§ **RECORDS SUPPLIED**:
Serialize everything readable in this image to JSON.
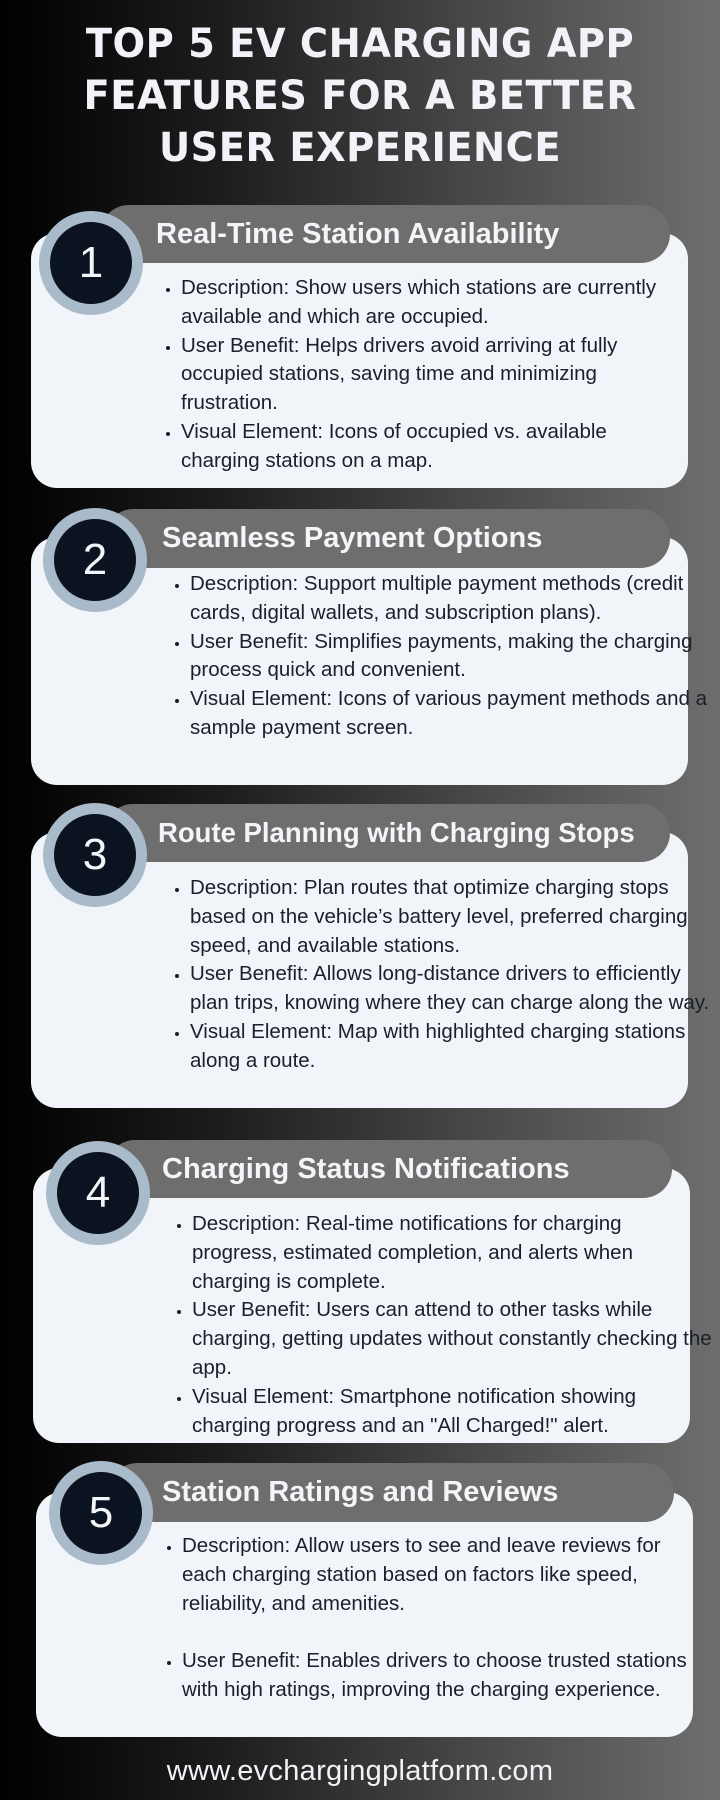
{
  "title": {
    "line1": "TOP 5 EV CHARGING APP",
    "line2": "FEATURES FOR A BETTER",
    "line3": "USER EXPERIENCE"
  },
  "features": [
    {
      "number": "1",
      "title": "Real-Time Station Availability",
      "bullets": [
        "Description: Show users which stations are currently available and which are occupied.",
        "User Benefit: Helps drivers avoid arriving at fully occupied stations, saving time and minimizing frustration.",
        "Visual Element: Icons of occupied vs. available charging stations on a map."
      ]
    },
    {
      "number": "2",
      "title": "Seamless Payment Options",
      "bullets": [
        "Description: Support multiple payment methods (credit cards, digital wallets, and subscription plans).",
        "User Benefit: Simplifies payments, making the charging process quick and convenient.",
        "Visual Element: Icons of various payment methods and a sample payment screen."
      ]
    },
    {
      "number": "3",
      "title": "Route Planning with Charging Stops",
      "bullets": [
        "Description: Plan routes that optimize charging stops based on the vehicle’s battery level, preferred charging speed, and available stations.",
        "User Benefit: Allows long-distance drivers to efficiently plan trips, knowing where they can charge along the way.",
        "Visual Element: Map with highlighted charging stations along a route."
      ]
    },
    {
      "number": "4",
      "title": "Charging Status Notifications",
      "bullets": [
        "Description: Real-time notifications for charging progress, estimated completion, and alerts when charging is complete.",
        "User Benefit: Users can attend to other tasks while charging, getting updates without constantly checking the app.",
        "Visual Element: Smartphone notification showing charging progress and an \"All Charged!\" alert."
      ]
    },
    {
      "number": "5",
      "title": "Station Ratings and Reviews",
      "bullets": [
        "Description: Allow users to see and leave reviews for each charging station based on factors like speed, reliability, and amenities.",
        "User Benefit: Enables drivers to choose trusted stations with high ratings, improving the charging experience."
      ]
    }
  ],
  "footer": {
    "url": "www.evchargingplatform.com"
  },
  "colors": {
    "header_bar": "#6e6e6e",
    "card_body": "#f1f4f9",
    "circle_ring": "#a9bacb",
    "circle_fill": "#0b1320",
    "text_light": "#f1f3f8",
    "text_dark": "#1a1f2b"
  }
}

§ **WHAT YOU ARE ASKED TO DO**:
State how many lines of the records above contain the word "speed", giving only that number.

§ **THE SOLUTION**:
2